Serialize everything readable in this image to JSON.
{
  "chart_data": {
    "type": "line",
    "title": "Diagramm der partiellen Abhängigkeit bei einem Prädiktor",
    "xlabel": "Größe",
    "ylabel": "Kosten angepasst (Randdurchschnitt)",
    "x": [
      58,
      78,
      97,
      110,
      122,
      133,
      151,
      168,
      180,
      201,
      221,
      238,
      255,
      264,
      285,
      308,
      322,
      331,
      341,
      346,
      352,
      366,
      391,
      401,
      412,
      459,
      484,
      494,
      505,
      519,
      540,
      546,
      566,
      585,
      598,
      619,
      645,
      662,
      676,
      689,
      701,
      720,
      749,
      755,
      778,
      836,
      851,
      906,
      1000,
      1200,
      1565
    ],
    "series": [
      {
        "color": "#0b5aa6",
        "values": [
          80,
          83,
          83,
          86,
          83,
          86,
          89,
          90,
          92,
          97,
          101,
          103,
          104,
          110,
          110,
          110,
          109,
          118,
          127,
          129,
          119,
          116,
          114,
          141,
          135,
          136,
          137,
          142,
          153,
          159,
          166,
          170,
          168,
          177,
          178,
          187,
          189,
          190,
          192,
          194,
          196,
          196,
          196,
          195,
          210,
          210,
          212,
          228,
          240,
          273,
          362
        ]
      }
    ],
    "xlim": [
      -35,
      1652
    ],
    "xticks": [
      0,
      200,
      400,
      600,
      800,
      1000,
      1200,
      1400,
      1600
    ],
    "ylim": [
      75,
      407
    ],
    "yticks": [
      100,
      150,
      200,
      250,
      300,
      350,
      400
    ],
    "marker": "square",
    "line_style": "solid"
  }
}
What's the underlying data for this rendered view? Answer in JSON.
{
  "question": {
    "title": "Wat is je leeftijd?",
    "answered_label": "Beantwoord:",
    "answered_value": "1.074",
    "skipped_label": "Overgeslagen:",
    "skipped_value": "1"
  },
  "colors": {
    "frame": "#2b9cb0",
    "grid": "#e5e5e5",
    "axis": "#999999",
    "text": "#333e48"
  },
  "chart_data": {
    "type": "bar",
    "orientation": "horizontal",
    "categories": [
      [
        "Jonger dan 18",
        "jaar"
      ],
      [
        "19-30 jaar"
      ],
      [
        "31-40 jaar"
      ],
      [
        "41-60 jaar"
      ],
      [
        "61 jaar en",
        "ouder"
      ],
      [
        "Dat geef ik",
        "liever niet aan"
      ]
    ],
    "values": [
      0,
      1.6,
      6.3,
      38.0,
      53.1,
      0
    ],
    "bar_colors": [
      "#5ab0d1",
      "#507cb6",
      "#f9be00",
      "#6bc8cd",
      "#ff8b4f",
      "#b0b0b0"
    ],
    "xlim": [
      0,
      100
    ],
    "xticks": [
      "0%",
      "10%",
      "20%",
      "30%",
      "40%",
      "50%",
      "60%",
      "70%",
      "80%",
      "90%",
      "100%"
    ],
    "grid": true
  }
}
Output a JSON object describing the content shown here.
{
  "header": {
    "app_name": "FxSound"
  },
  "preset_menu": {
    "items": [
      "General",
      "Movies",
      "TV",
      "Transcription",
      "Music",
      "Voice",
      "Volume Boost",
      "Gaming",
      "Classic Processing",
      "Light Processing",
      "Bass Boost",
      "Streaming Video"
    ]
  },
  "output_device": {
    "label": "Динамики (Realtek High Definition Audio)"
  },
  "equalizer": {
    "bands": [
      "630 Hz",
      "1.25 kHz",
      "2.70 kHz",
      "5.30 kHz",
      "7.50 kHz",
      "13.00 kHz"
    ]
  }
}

Set exercise >>
Set down the listing above in full, please, exactly as it appears.

Output for this task >>
Serialize everything readable in this image to JSON.
{
  "chart_data": {
    "type": "line",
    "title": "Diagramm der partiellen Abhängigkeit bei einem Prädiktor",
    "xlabel": "Größe",
    "ylabel": "Kosten angepasst (Randdurchschnitt)",
    "x": [
      58,
      78,
      97,
      110,
      122,
      133,
      151,
      168,
      180,
      201,
      221,
      238,
      255,
      264,
      285,
      308,
      322,
      331,
      341,
      346,
      352,
      366,
      391,
      401,
      412,
      459,
      484,
      494,
      505,
      519,
      540,
      546,
      566,
      585,
      598,
      619,
      645,
      662,
      676,
      689,
      701,
      720,
      749,
      755,
      778,
      836,
      851,
      906,
      1000,
      1200,
      1565
    ],
    "series": [
      {
        "color": "#0b5aa6",
        "values": [
          80,
          83,
          83,
          86,
          83,
          86,
          89,
          90,
          92,
          97,
          101,
          103,
          104,
          110,
          110,
          110,
          109,
          118,
          127,
          129,
          119,
          116,
          114,
          141,
          135,
          136,
          137,
          142,
          153,
          159,
          166,
          170,
          168,
          177,
          178,
          187,
          189,
          190,
          192,
          194,
          196,
          196,
          196,
          195,
          210,
          210,
          212,
          228,
          240,
          273,
          362
        ]
      }
    ],
    "xlim": [
      -35,
      1652
    ],
    "xticks": [
      0,
      200,
      400,
      600,
      800,
      1000,
      1200,
      1400,
      1600
    ],
    "ylim": [
      75,
      407
    ],
    "yticks": [
      100,
      150,
      200,
      250,
      300,
      350,
      400
    ],
    "marker": "square",
    "line_style": "solid"
  }
}
What's the underlying data for this rendered view? Answer in JSON.
{
  "question": {
    "title": "Wat is je leeftijd?",
    "answered_label": "Beantwoord:",
    "answered_value": "1.074",
    "skipped_label": "Overgeslagen:",
    "skipped_value": "1"
  },
  "colors": {
    "frame": "#2b9cb0",
    "grid": "#e5e5e5",
    "axis": "#999999",
    "text": "#333e48"
  },
  "chart_data": {
    "type": "bar",
    "orientation": "horizontal",
    "categories": [
      [
        "Jonger dan 18",
        "jaar"
      ],
      [
        "19-30 jaar"
      ],
      [
        "31-40 jaar"
      ],
      [
        "41-60 jaar"
      ],
      [
        "61 jaar en",
        "ouder"
      ],
      [
        "Dat geef ik",
        "liever niet aan"
      ]
    ],
    "values": [
      0,
      1.6,
      6.3,
      38.0,
      53.1,
      0
    ],
    "bar_colors": [
      "#5ab0d1",
      "#507cb6",
      "#f9be00",
      "#6bc8cd",
      "#ff8b4f",
      "#b0b0b0"
    ],
    "xlim": [
      0,
      100
    ],
    "xticks": [
      "0%",
      "10%",
      "20%",
      "30%",
      "40%",
      "50%",
      "60%",
      "70%",
      "80%",
      "90%",
      "100%"
    ],
    "grid": true
  }
}
Output a JSON object describing the content shown here.
{
  "header": {
    "app_name": "FxSound"
  },
  "preset_menu": {
    "items": [
      "General",
      "Movies",
      "TV",
      "Transcription",
      "Music",
      "Voice",
      "Volume Boost",
      "Gaming",
      "Classic Processing",
      "Light Processing",
      "Bass Boost",
      "Streaming Video"
    ]
  },
  "output_device": {
    "label": "Динамики (Realtek High Definition Audio)"
  },
  "equalizer": {
    "bands": [
      "630 Hz",
      "1.25 kHz",
      "2.70 kHz",
      "5.30 kHz",
      "7.50 kHz",
      "13.00 kHz"
    ]
  }
}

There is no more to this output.